-- Supplied data start --

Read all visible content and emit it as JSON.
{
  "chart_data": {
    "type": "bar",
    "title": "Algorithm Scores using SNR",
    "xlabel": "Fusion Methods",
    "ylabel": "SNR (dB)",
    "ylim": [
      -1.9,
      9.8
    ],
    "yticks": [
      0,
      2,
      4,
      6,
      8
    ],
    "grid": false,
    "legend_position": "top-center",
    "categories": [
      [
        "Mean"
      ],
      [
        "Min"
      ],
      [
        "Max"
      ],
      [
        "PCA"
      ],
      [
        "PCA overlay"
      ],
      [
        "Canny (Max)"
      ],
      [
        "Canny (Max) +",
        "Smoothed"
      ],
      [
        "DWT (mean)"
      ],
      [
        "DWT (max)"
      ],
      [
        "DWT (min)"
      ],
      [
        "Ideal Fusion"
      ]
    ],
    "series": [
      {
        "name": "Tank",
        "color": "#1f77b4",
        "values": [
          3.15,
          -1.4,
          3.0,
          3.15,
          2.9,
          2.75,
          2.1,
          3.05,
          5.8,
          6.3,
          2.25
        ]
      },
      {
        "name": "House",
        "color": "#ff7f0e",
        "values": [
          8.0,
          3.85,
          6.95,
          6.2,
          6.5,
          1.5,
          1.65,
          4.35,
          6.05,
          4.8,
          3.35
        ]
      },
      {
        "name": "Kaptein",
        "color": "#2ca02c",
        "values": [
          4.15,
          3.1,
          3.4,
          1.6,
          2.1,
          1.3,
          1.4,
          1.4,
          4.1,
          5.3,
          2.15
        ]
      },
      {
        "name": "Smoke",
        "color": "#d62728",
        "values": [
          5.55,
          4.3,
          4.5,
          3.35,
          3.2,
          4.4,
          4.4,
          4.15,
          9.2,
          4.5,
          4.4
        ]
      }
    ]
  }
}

-- Supplied data end --

■ Brief ■
Filter the data for the string "name" and copy every line that has it.

■ Task result ■
        "name": "Tank",
        "name": "House",
        "name": "Kaptein",
        "name": "Smoke",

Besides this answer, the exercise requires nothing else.